=== TASK STATEMENT ===
How many lines of the records hold the string "gymnasium"? Reply with the number alone.

*** THE DATA ***

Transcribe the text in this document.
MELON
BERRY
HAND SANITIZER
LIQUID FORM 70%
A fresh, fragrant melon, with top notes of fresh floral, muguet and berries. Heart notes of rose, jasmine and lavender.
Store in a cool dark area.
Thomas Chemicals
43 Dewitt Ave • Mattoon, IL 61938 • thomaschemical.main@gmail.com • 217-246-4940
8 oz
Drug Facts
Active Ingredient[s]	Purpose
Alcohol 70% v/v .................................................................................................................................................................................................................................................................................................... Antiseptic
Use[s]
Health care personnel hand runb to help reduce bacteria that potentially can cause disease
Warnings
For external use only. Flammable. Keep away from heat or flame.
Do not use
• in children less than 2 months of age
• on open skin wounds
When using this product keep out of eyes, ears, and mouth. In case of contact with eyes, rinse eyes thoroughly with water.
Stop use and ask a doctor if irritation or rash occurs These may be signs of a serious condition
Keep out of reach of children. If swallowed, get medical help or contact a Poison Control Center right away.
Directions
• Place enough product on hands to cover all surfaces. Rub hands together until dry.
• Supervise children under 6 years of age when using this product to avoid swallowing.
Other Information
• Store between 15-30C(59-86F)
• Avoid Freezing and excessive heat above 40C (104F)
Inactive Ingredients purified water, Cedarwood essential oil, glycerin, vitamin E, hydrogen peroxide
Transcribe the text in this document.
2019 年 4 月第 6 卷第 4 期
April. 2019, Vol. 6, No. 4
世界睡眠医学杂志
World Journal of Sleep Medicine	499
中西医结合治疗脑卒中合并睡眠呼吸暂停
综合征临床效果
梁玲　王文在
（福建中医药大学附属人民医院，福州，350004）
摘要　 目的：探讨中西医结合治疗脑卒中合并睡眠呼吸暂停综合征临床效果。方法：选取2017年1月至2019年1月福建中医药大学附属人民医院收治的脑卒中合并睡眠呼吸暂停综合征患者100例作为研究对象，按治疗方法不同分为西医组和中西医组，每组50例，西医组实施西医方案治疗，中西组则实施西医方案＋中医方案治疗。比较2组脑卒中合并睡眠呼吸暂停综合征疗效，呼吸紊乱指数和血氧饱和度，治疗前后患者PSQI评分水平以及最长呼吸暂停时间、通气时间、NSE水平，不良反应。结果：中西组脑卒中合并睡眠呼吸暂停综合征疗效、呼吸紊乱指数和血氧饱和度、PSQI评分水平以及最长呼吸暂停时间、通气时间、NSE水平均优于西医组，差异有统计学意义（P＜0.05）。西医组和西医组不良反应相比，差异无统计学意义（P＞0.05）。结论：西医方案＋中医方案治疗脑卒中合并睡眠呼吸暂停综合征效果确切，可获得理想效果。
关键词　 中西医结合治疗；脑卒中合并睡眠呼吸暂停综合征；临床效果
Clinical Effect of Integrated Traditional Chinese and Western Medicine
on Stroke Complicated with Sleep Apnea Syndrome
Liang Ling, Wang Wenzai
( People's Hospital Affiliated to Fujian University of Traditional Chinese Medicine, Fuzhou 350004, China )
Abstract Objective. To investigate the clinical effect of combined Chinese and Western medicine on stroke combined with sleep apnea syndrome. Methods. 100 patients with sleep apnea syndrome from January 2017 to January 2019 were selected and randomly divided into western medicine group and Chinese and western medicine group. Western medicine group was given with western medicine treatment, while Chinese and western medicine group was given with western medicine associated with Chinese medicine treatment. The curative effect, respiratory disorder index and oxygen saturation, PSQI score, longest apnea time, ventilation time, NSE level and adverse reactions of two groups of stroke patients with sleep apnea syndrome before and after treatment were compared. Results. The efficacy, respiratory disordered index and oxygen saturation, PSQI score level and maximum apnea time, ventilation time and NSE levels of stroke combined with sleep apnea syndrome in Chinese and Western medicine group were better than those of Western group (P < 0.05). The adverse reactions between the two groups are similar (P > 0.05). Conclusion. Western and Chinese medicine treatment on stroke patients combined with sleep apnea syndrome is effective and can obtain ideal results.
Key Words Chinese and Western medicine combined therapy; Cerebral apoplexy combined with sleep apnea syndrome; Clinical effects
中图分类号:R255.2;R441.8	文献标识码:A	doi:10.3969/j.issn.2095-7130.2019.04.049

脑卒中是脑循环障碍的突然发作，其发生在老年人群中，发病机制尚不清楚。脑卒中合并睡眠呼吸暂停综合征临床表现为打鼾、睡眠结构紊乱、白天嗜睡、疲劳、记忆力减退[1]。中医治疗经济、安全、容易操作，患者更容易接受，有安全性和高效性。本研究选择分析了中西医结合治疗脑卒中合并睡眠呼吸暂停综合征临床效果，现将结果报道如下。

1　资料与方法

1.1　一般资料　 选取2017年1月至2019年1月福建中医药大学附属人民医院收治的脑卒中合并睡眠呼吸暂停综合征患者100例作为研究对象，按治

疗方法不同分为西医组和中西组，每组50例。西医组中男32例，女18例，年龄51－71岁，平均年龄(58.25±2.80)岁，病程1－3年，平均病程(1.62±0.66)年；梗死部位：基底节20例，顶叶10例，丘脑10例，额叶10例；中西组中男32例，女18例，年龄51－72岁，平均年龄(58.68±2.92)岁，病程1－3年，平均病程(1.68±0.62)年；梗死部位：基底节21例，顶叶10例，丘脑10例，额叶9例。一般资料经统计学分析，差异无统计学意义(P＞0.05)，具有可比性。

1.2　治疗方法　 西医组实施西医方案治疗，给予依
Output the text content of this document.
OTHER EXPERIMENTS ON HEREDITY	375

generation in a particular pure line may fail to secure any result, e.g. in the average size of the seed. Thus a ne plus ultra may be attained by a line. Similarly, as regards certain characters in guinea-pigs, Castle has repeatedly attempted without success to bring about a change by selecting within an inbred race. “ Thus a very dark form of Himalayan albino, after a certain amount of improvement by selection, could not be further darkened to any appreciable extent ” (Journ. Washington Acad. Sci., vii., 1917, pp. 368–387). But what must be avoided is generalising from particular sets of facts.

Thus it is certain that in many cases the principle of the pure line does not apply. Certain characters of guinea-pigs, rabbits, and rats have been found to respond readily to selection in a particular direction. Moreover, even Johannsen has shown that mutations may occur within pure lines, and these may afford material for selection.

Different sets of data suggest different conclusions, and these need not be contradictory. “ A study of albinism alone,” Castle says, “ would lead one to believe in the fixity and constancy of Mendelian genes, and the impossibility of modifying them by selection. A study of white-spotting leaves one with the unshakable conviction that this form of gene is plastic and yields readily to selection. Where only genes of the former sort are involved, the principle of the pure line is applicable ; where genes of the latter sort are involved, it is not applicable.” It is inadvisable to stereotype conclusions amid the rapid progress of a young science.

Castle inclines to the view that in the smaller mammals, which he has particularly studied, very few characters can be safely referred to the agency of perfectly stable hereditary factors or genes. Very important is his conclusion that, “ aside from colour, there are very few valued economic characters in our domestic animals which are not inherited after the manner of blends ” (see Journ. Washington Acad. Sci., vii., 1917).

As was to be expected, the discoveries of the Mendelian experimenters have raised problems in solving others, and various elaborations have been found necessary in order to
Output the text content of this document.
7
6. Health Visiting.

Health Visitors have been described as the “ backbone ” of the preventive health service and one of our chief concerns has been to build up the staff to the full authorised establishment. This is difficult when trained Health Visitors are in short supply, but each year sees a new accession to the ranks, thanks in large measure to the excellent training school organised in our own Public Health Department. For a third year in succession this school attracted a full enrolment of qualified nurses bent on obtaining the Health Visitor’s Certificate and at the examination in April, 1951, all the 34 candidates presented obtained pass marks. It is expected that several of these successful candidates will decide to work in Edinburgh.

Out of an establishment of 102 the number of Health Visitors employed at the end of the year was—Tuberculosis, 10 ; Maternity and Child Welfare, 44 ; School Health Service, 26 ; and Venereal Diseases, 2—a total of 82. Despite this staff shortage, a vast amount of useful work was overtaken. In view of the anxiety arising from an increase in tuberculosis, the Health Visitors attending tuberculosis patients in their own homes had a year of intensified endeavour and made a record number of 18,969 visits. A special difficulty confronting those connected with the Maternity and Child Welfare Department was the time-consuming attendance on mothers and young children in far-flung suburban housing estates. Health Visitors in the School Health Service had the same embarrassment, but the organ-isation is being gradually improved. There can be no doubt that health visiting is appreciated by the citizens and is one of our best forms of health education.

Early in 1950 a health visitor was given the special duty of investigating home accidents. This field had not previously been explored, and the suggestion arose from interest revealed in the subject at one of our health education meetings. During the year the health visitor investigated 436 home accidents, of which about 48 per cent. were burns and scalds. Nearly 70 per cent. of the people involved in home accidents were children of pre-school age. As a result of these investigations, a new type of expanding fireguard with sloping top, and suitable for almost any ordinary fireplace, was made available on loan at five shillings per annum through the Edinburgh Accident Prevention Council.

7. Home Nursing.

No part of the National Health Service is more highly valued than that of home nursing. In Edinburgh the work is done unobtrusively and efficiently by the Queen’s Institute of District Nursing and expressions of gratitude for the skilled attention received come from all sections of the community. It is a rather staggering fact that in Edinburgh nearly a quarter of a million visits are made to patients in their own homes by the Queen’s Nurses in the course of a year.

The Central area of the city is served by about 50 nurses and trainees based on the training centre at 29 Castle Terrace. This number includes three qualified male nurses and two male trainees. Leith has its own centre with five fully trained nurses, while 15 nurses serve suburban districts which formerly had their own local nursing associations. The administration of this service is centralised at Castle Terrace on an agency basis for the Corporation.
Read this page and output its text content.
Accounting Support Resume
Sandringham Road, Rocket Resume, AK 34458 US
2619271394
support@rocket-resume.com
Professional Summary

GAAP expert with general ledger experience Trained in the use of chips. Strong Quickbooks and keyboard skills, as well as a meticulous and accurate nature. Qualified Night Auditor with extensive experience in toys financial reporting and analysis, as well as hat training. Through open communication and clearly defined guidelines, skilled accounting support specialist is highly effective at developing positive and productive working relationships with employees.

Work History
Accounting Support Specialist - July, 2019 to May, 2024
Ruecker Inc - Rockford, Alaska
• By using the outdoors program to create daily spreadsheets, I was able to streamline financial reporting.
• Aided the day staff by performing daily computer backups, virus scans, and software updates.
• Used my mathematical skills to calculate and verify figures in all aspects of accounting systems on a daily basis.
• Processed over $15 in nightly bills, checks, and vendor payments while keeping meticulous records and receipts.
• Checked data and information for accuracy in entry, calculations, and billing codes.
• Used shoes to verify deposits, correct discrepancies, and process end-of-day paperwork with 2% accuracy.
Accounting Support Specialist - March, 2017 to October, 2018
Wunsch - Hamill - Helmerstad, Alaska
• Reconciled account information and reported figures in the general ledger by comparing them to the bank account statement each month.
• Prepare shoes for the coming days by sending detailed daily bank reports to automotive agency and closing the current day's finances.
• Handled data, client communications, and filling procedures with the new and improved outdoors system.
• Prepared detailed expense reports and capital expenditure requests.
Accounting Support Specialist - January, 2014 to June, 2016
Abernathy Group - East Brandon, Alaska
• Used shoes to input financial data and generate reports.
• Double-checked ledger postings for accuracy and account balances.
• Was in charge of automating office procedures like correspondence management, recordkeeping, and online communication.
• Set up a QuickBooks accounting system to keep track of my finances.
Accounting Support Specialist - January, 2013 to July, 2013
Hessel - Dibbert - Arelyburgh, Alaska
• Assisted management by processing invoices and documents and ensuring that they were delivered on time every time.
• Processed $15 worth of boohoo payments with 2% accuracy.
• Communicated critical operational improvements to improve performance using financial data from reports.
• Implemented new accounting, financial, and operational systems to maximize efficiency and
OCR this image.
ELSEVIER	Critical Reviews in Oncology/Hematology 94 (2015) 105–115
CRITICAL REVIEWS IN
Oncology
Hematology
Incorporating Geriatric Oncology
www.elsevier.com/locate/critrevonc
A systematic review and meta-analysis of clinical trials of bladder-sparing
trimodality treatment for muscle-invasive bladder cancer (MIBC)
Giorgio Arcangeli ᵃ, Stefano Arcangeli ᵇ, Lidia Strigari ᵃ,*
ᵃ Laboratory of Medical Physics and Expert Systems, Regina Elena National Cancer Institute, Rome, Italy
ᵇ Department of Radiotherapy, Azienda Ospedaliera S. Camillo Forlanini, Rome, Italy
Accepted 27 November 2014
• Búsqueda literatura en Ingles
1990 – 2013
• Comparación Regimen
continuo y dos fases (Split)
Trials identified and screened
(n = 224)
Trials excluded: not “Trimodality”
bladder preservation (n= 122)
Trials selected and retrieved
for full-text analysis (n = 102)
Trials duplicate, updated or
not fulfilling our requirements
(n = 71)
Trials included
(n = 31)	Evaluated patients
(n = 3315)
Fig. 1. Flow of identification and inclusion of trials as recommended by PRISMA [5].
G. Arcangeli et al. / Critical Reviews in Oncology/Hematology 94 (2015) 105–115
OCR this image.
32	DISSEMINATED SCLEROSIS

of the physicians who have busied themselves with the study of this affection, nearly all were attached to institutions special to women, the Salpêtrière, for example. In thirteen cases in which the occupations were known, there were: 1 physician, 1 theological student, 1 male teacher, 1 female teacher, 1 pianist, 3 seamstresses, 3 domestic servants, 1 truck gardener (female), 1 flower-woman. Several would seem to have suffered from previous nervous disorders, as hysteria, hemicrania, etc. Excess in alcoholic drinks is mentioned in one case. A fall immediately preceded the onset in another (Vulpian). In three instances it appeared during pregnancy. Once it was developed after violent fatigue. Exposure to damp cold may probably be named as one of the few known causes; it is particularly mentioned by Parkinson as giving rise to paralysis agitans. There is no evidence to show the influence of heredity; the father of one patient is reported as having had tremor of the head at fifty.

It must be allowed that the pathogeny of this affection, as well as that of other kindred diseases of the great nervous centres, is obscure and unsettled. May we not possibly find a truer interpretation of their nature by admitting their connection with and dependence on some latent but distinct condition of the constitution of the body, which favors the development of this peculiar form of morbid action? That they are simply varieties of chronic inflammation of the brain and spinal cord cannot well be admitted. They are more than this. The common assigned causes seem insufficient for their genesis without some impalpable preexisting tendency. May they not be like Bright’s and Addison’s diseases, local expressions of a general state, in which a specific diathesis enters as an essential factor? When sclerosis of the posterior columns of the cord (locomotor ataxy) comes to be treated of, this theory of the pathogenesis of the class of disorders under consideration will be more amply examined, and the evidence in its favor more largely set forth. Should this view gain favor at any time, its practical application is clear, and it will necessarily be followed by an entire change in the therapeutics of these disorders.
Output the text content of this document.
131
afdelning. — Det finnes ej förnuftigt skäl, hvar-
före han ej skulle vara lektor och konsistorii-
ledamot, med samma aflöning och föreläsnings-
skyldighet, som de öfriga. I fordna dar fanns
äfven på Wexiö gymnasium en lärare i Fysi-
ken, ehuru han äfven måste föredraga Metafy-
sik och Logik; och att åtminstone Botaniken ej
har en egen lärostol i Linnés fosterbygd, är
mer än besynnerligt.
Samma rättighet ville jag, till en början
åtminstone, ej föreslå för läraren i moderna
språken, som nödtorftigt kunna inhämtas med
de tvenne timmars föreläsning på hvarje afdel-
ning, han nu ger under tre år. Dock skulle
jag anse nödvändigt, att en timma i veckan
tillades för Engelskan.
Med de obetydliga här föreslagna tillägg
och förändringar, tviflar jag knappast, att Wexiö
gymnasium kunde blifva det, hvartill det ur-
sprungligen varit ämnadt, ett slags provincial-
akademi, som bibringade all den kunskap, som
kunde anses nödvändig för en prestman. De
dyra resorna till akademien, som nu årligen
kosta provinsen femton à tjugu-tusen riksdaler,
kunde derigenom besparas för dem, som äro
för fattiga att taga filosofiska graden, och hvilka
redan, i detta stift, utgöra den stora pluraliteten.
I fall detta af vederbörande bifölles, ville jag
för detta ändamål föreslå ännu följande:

*** End of THE DATA ***

=== OUTPUT OF THE EXERCISE ===
2